Task requirements —
Write out all of the entries that follow, word for word, but skip the pictures.
>> Start
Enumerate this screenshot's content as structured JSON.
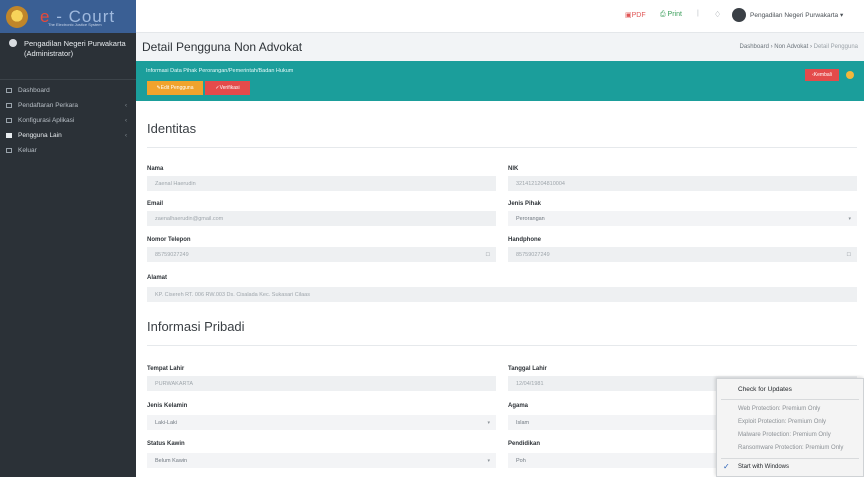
{
  "app": {
    "logo_text_e": "e",
    "logo_text_main": " - Court",
    "logo_sub": "The Electronic Justice System"
  },
  "sidebar": {
    "user_name": "Pengadilan Negeri Purwakarta",
    "user_role": "(Administrator)",
    "items": [
      {
        "label": "Dashboard"
      },
      {
        "label": "Pendaftaran Perkara"
      },
      {
        "label": "Konfigurasi Aplikasi"
      },
      {
        "label": "Pengguna Lain"
      },
      {
        "label": "Keluar"
      }
    ]
  },
  "topbar": {
    "pdf_label": "PDF",
    "print_label": "Print",
    "separator": "|",
    "user_label": "Pengadilan Negeri Purwakarta"
  },
  "header": {
    "title": "Detail Pengguna Non Advokat",
    "breadcrumb": [
      "Dashboard",
      "Non Advokat",
      "Detail Pengguna"
    ]
  },
  "banner": {
    "title": "Informasi Data Pihak Perorangan/Pemerintah/Badan Hukum",
    "edit_label": "Edit Pengguna",
    "verify_label": "Verifikasi",
    "back_label": "Kembali"
  },
  "identitas": {
    "heading": "Identitas",
    "nama_label": "Nama",
    "nama_value": "Zaenal Haerudin",
    "nik_label": "NIK",
    "nik_value": "3214121204810004",
    "email_label": "Email",
    "email_value": "zaenalhaerudin@gmail.com",
    "jenis_pihak_label": "Jenis Pihak",
    "jenis_pihak_value": "Perorangan",
    "telepon_label": "Nomor Telepon",
    "telepon_value": "85759027249",
    "handphone_label": "Handphone",
    "handphone_value": "85759027249",
    "alamat_label": "Alamat",
    "alamat_value": "KP. Cisereh RT. 006 RW.003 Ds. Cisalada Kec. Sukasari Cilaas"
  },
  "pribadi": {
    "heading": "Informasi Pribadi",
    "tempat_lahir_label": "Tempat Lahir",
    "tempat_lahir_value": "PURWAKARTA",
    "tanggal_lahir_label": "Tanggal Lahir",
    "tanggal_lahir_value": "12/04/1981",
    "jenis_kelamin_label": "Jenis Kelamin",
    "jenis_kelamin_value": "Laki-Laki",
    "agama_label": "Agama",
    "agama_value": "Islam",
    "status_kawin_label": "Status Kawin",
    "status_kawin_value": "Belum Kawin",
    "pendidikan_label": "Pendidikan",
    "pendidikan_value": "Poh"
  },
  "popup": {
    "check_updates": "Check for Updates",
    "web_protection": "Web Protection: Premium Only",
    "exploit_protection": "Exploit Protection: Premium Only",
    "malware_protection": "Malware Protection: Premium Only",
    "ransomware_protection": "Ransomware Protection: Premium Only",
    "start_with_windows": "Start with Windows"
  }
}
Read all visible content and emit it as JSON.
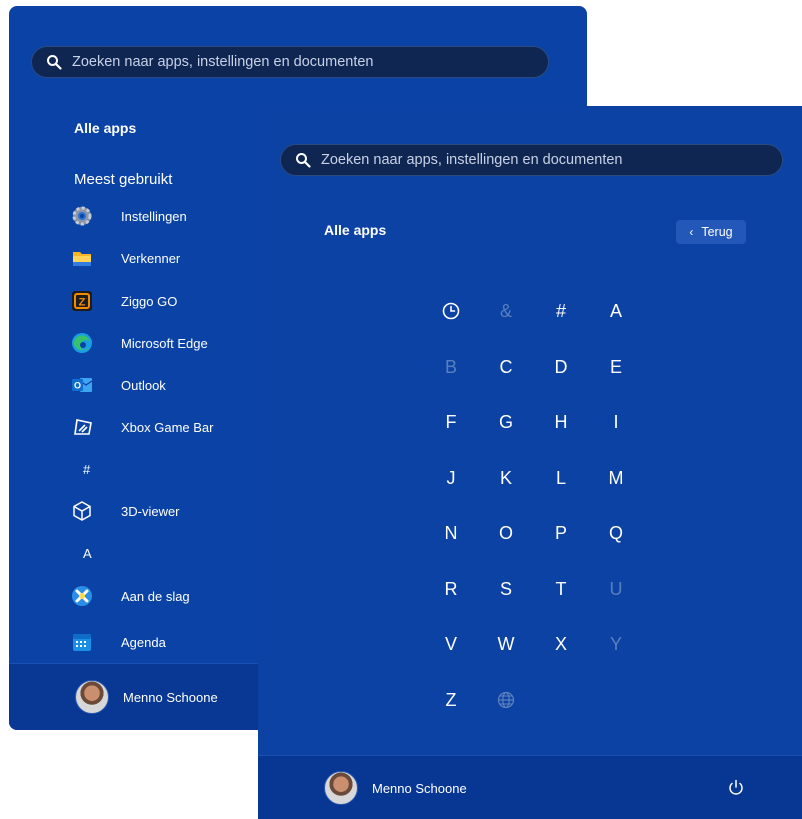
{
  "back_panel": {
    "search_placeholder": "Zoeken naar apps, instellingen en documenten",
    "title": "Alle apps",
    "most_used_title": "Meest gebruikt",
    "apps": [
      {
        "label": "Instellingen",
        "icon": "gear-icon"
      },
      {
        "label": "Verkenner",
        "icon": "folder-icon"
      },
      {
        "label": "Ziggo GO",
        "icon": "ziggo-icon"
      },
      {
        "label": "Microsoft Edge",
        "icon": "edge-icon"
      },
      {
        "label": "Outlook",
        "icon": "outlook-icon"
      },
      {
        "label": "Xbox Game Bar",
        "icon": "xbox-game-bar-icon"
      }
    ],
    "hash_header": "#",
    "apps_hash": [
      {
        "label": "3D-viewer",
        "icon": "cube-icon"
      }
    ],
    "a_header": "A",
    "apps_a": [
      {
        "label": "Aan de slag",
        "icon": "getting-started-icon"
      },
      {
        "label": "Agenda",
        "icon": "calendar-icon"
      }
    ],
    "user_name": "Menno Schoone"
  },
  "front_panel": {
    "search_placeholder": "Zoeken naar apps, instellingen en documenten",
    "title": "Alle apps",
    "back_label": "Terug",
    "letters": [
      {
        "label": "clock",
        "enabled": true,
        "icon": "clock-icon"
      },
      {
        "label": "&",
        "enabled": false
      },
      {
        "label": "#",
        "enabled": true
      },
      {
        "label": "A",
        "enabled": true
      },
      {
        "label": "B",
        "enabled": false
      },
      {
        "label": "C",
        "enabled": true
      },
      {
        "label": "D",
        "enabled": true
      },
      {
        "label": "E",
        "enabled": true
      },
      {
        "label": "F",
        "enabled": true
      },
      {
        "label": "G",
        "enabled": true
      },
      {
        "label": "H",
        "enabled": true
      },
      {
        "label": "I",
        "enabled": true
      },
      {
        "label": "J",
        "enabled": true
      },
      {
        "label": "K",
        "enabled": true
      },
      {
        "label": "L",
        "enabled": true
      },
      {
        "label": "M",
        "enabled": true
      },
      {
        "label": "N",
        "enabled": true
      },
      {
        "label": "O",
        "enabled": true
      },
      {
        "label": "P",
        "enabled": true
      },
      {
        "label": "Q",
        "enabled": true
      },
      {
        "label": "R",
        "enabled": true
      },
      {
        "label": "S",
        "enabled": true
      },
      {
        "label": "T",
        "enabled": true
      },
      {
        "label": "U",
        "enabled": false
      },
      {
        "label": "V",
        "enabled": true
      },
      {
        "label": "W",
        "enabled": true
      },
      {
        "label": "X",
        "enabled": true
      },
      {
        "label": "Y",
        "enabled": false
      },
      {
        "label": "Z",
        "enabled": true
      },
      {
        "label": "globe",
        "enabled": false,
        "icon": "globe-icon"
      }
    ],
    "user_name": "Menno Schoone",
    "power_icon": "power-icon"
  },
  "colors": {
    "panel_bg": "#0a43a5",
    "footer_bg": "#083794",
    "search_bg": "#0f2552",
    "disabled_letter": "#5a7fbf",
    "back_button_bg": "#2458b8"
  }
}
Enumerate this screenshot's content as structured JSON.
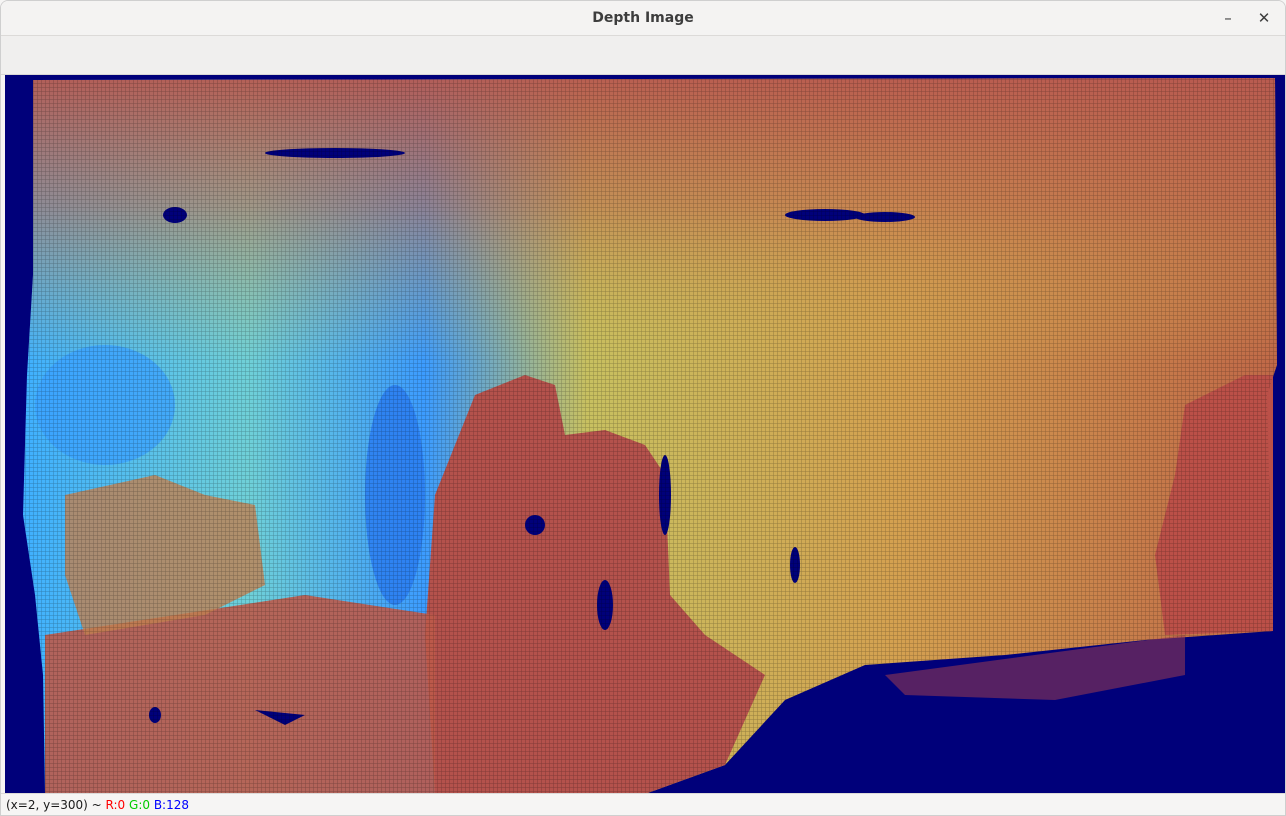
>> End
Correct output —
Enumerate this screenshot's content as structured JSON.
{
  "app": {
    "logo_text_e": "e",
    "logo_text_main": " - Court",
    "logo_sub": "The Electronic Justice System"
  },
  "sidebar": {
    "user_name": "Pengadilan Negeri Purwakarta",
    "user_role": "(Administrator)",
    "items": [
      {
        "label": "Dashboard"
      },
      {
        "label": "Pendaftaran Perkara"
      },
      {
        "label": "Konfigurasi Aplikasi"
      },
      {
        "label": "Pengguna Lain"
      },
      {
        "label": "Keluar"
      }
    ]
  },
  "topbar": {
    "pdf_label": "PDF",
    "print_label": "Print",
    "separator": "|",
    "user_label": "Pengadilan Negeri Purwakarta"
  },
  "header": {
    "title": "Detail Pengguna Non Advokat",
    "breadcrumb": [
      "Dashboard",
      "Non Advokat",
      "Detail Pengguna"
    ]
  },
  "banner": {
    "title": "Informasi Data Pihak Perorangan/Pemerintah/Badan Hukum",
    "edit_label": "Edit Pengguna",
    "verify_label": "Verifikasi",
    "back_label": "Kembali"
  },
  "identitas": {
    "heading": "Identitas",
    "nama_label": "Nama",
    "nama_value": "Zaenal Haerudin",
    "nik_label": "NIK",
    "nik_value": "3214121204810004",
    "email_label": "Email",
    "email_value": "zaenalhaerudin@gmail.com",
    "jenis_pihak_label": "Jenis Pihak",
    "jenis_pihak_value": "Perorangan",
    "telepon_label": "Nomor Telepon",
    "telepon_value": "85759027249",
    "handphone_label": "Handphone",
    "handphone_value": "85759027249",
    "alamat_label": "Alamat",
    "alamat_value": "KP. Cisereh RT. 006 RW.003 Ds. Cisalada Kec. Sukasari Cilaas"
  },
  "pribadi": {
    "heading": "Informasi Pribadi",
    "tempat_lahir_label": "Tempat Lahir",
    "tempat_lahir_value": "PURWAKARTA",
    "tanggal_lahir_label": "Tanggal Lahir",
    "tanggal_lahir_value": "12/04/1981",
    "jenis_kelamin_label": "Jenis Kelamin",
    "jenis_kelamin_value": "Laki-Laki",
    "agama_label": "Agama",
    "agama_value": "Islam",
    "status_kawin_label": "Status Kawin",
    "status_kawin_value": "Belum Kawin",
    "pendidikan_label": "Pendidikan",
    "pendidikan_value": "Poh"
  },
  "popup": {
    "check_updates": "Check for Updates",
    "web_protection": "Web Protection: Premium Only",
    "exploit_protection": "Exploit Protection: Premium Only",
    "malware_protection": "Malware Protection: Premium Only",
    "ransomware_protection": "Ransomware Protection: Premium Only",
    "start_with_windows": "Start with Windows"
  }
}
Read all visible content and emit it as JSON.
{
  "back_panel": {
    "search_placeholder": "Zoeken naar apps, instellingen en documenten",
    "title": "Alle apps",
    "most_used_title": "Meest gebruikt",
    "apps": [
      {
        "label": "Instellingen",
        "icon": "gear-icon"
      },
      {
        "label": "Verkenner",
        "icon": "folder-icon"
      },
      {
        "label": "Ziggo GO",
        "icon": "ziggo-icon"
      },
      {
        "label": "Microsoft Edge",
        "icon": "edge-icon"
      },
      {
        "label": "Outlook",
        "icon": "outlook-icon"
      },
      {
        "label": "Xbox Game Bar",
        "icon": "xbox-game-bar-icon"
      }
    ],
    "hash_header": "#",
    "apps_hash": [
      {
        "label": "3D-viewer",
        "icon": "cube-icon"
      }
    ],
    "a_header": "A",
    "apps_a": [
      {
        "label": "Aan de slag",
        "icon": "getting-started-icon"
      },
      {
        "label": "Agenda",
        "icon": "calendar-icon"
      }
    ],
    "user_name": "Menno Schoone"
  },
  "front_panel": {
    "search_placeholder": "Zoeken naar apps, instellingen en documenten",
    "title": "Alle apps",
    "back_label": "Terug",
    "letters": [
      {
        "label": "clock",
        "enabled": true,
        "icon": "clock-icon"
      },
      {
        "label": "&",
        "enabled": false
      },
      {
        "label": "#",
        "enabled": true
      },
      {
        "label": "A",
        "enabled": true
      },
      {
        "label": "B",
        "enabled": false
      },
      {
        "label": "C",
        "enabled": true
      },
      {
        "label": "D",
        "enabled": true
      },
      {
        "label": "E",
        "enabled": true
      },
      {
        "label": "F",
        "enabled": true
      },
      {
        "label": "G",
        "enabled": true
      },
      {
        "label": "H",
        "enabled": true
      },
      {
        "label": "I",
        "enabled": true
      },
      {
        "label": "J",
        "enabled": true
      },
      {
        "label": "K",
        "enabled": true
      },
      {
        "label": "L",
        "enabled": true
      },
      {
        "label": "M",
        "enabled": true
      },
      {
        "label": "N",
        "enabled": true
      },
      {
        "label": "O",
        "enabled": true
      },
      {
        "label": "P",
        "enabled": true
      },
      {
        "label": "Q",
        "enabled": true
      },
      {
        "label": "R",
        "enabled": true
      },
      {
        "label": "S",
        "enabled": true
      },
      {
        "label": "T",
        "enabled": true
      },
      {
        "label": "U",
        "enabled": false
      },
      {
        "label": "V",
        "enabled": true
      },
      {
        "label": "W",
        "enabled": true
      },
      {
        "label": "X",
        "enabled": true
      },
      {
        "label": "Y",
        "enabled": false
      },
      {
        "label": "Z",
        "enabled": true
      },
      {
        "label": "globe",
        "enabled": false,
        "icon": "globe-icon"
      }
    ],
    "user_name": "Menno Schoone",
    "power_icon": "power-icon"
  },
  "colors": {
    "panel_bg": "#0a43a5",
    "footer_bg": "#083794",
    "search_bg": "#0f2552",
    "disabled_letter": "#5a7fbf",
    "back_button_bg": "#2458b8"
  }
}
Enumerate this screenshot's content as structured JSON.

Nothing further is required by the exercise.